▶ _原文来源_
• • •
说缺少文件，尝试从huggingface拉取，但是检查后没有缺少文件，需要进行适配Ascend-compatible PyTorch 模型吗？

Reproduction

ASCEND_RT_VISIBLE_DEVICES=6 lmdeploy serve api_server
/home/ZhipuAI/glm-4v-9b
--backend pytorch
--chat-template /opt/lmdeploy/chat_template/glm-4v.json
--model-name glm-4v
--device ascend
--server-name 0.0.0.0
--server-port 50077

Environment

[W compiler_depend.ts:623] Warning: expandable_segments currently defaults to false. You can enable this feature by `export PYTORCH_NPU_ALLOC_CONF = expandable_segments:True`. (function operator())
sys.platform: linux
Python: 3.10.5 (main, Sep 24 2024, 03:43:49) [GCC 9.4.0]
CUDA available: False
MUSA available: False
numpy_random_seed: 2147483648
GCC: gcc (Ubuntu 9.4.0-1ubuntu1~20.04.2) 9.4.0
PyTorch: 2.1.0
PyTorch compiling details: PyTorch built with:
  - GCC 10.2
  - C++ Version: 201703
  - Intel(R) MKL-DNN v3.1.1 (Git Hash 64f6bcbcbab628e96f33a62c3e975f8535a7bde4)
  - OpenMP 201511 (a.k.a. OpenMP 4.5)
  - LAPACK is enabled (usually provided by MKL)
  - NNPACK is enabled
  - CPU capability usage: NO AVX
  - Build settings: BLAS_INFO=open, BUILD_TYPE=Release, CXX_COMPILER=/opt/rh/devtoolset-10/root/usr/bin/c++, CXX_FLAGS= -D_GLIBCXX_USE_CXX11_ABI=0 -fabi-version=11 -fvisibility-inlines-hidden -DUSE_PTHREADPOOL -DNDEBUG -DUSE_KINETO -DLIBKINETO_NOCUPTI -DLIBKINETO_NOROCTRACER -DUSE_QNNPACK -DUSE_PYTORCH_QNNPACK -DUSE_XNNPACK -DSYMBOLICATE_MOBILE_DEBUG_HANDLE -O2 -fPIC -Wall -Wextra -Werror=return-type -Werror=non-virtual-dtor -Werror=bool-operation -Wnarrowing -Wno-missing-field-initializers -Wno-type-limits -Wno-array-bounds -Wno-unknown-pragmas -Wno-unused-parameter -Wno-unused-function -Wno-unused-result -Wno-strict-overflow -Wno-strict-aliasing -Wno-stringop-overflow -Wno-psabi -Wno-error=pedantic -Wno-error=old-style-cast -Wno-invalid-partial-specialization -Wno-unused-private-field -Wno-aligned-allocation-unavailable -Wno-missing-braces -fdiagnostics-color=always -faligned-new -Wno-unused-but-set-variable -Wno-maybe-uninitialized -fno-math-errno -fno-trapping-math -Werror=format -Werror=cast-function-type -Wno-stringop-overflow, LAPACK_INFO=open, TORCH_DISABLE_GPU_ASSERTS=ON, TORCH_VERSION=2.1.0, USE_CUDA=OFF, USE_CUDNN=OFF, USE_EIGEN_FOR_BLAS=ON, USE_EXCEPTION_PTR=1, USE_GFLAGS=OFF, USE_GLOG=OFF, USE_MKL=OFF, USE_MKLDNN=ON, USE_MPI=OFF, USE_NCCL=OFF, USE_NNPACK=ON, USE_OPENMP=ON, USE_ROCM=OFF, 

TorchVision: 0.16.0
LMDeploy: 0.6.0+bf89a01
transformers: 4.46.0.dev0
gradio: Not Found
fastapi: 0.115.0
pydantic: 2.9.2
triton: Not Found

Error traceback

No response

Sep 29 '24 07:09 Sunxiaohu0406

虽然我们没有验证过npu上的glm4v-9b的推理。但是你这个像是路径指错了？可以发一下你的使用方式

Sep 30 '24 08:09 jinminxi104

This issue is marked as stale because it has been marked as invalid or awaiting response for 7 days without any further response. It will be closed in 5 days if the stale label is not removed or if there is no further response.
• • •
▶ _所示条目_
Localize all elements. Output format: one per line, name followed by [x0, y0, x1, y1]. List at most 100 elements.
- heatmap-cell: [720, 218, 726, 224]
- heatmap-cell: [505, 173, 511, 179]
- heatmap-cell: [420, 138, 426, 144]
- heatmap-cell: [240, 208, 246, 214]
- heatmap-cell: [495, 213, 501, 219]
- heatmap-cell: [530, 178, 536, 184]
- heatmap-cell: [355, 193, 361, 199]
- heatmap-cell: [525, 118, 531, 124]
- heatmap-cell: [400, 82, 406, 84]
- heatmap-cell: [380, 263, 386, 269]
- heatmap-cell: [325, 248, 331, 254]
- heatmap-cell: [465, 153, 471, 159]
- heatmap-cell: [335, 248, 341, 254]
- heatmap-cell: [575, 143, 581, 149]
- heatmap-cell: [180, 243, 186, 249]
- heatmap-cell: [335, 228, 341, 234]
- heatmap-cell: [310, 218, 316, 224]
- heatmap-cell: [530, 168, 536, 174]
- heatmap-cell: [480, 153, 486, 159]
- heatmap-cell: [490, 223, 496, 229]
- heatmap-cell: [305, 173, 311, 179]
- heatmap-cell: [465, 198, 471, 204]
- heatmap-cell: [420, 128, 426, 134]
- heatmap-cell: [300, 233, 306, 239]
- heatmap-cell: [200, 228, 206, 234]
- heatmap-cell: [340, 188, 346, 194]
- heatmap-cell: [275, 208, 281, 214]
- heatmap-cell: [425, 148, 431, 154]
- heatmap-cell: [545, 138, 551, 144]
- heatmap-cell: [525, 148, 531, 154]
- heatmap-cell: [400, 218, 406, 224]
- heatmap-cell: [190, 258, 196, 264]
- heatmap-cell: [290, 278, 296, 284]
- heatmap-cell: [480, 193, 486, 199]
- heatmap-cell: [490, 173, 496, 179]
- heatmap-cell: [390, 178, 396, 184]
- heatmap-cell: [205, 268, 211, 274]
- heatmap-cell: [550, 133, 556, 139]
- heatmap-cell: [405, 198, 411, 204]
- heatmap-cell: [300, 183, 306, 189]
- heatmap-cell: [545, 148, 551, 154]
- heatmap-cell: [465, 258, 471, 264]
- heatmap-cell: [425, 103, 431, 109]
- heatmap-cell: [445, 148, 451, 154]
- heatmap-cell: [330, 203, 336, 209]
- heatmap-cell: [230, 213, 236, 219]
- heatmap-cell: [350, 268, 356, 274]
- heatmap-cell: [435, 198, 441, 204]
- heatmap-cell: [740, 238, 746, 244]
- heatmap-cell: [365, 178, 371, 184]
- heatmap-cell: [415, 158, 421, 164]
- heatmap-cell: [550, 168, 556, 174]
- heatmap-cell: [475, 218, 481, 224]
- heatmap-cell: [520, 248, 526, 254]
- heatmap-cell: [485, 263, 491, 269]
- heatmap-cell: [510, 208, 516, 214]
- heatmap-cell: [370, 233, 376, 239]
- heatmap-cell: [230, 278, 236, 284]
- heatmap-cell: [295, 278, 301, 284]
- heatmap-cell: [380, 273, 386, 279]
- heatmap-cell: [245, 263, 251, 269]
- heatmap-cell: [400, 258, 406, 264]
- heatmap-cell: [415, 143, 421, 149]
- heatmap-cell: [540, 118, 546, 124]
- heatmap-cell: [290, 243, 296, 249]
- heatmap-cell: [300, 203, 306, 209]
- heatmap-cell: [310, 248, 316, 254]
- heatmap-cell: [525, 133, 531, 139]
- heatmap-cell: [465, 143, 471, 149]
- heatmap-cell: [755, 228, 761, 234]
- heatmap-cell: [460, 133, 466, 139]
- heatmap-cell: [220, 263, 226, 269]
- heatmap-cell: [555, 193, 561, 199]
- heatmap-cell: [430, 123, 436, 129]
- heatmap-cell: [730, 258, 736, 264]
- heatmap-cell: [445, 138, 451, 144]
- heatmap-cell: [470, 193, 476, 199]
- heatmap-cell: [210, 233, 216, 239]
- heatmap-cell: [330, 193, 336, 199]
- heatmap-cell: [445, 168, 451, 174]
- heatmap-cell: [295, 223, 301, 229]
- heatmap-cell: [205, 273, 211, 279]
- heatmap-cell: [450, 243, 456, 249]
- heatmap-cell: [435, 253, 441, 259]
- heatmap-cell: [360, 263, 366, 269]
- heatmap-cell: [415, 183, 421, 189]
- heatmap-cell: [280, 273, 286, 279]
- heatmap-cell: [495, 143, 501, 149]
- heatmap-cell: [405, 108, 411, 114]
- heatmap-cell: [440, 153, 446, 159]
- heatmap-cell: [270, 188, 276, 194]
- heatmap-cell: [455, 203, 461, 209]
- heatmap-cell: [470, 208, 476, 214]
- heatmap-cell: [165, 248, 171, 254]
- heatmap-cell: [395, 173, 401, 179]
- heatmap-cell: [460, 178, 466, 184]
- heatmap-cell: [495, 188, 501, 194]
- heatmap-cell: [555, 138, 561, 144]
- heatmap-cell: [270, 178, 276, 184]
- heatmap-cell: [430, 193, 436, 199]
• • •
▶ _任务目标_
请从关于在昇腾 NPU 上部署 glm-4v-9b 的讨论帖停下的地方接着往下写。 这些条目取自另外的出处。

▶ _练习结果_
Oct 15 '24 02:10 github-actions[bot]

This issue is closed because it has been stale for 5 days. Please open a new issue if you have similar issues or you have any new updates now.

Oct 20 '24 02:10 github-actions[bot]

We support glm4v-9b in version 0.6.3 of lmdeploy and version 0.1.2 of dlinfer(https://github.com/DeepLink-org/dlinfer), you can try again.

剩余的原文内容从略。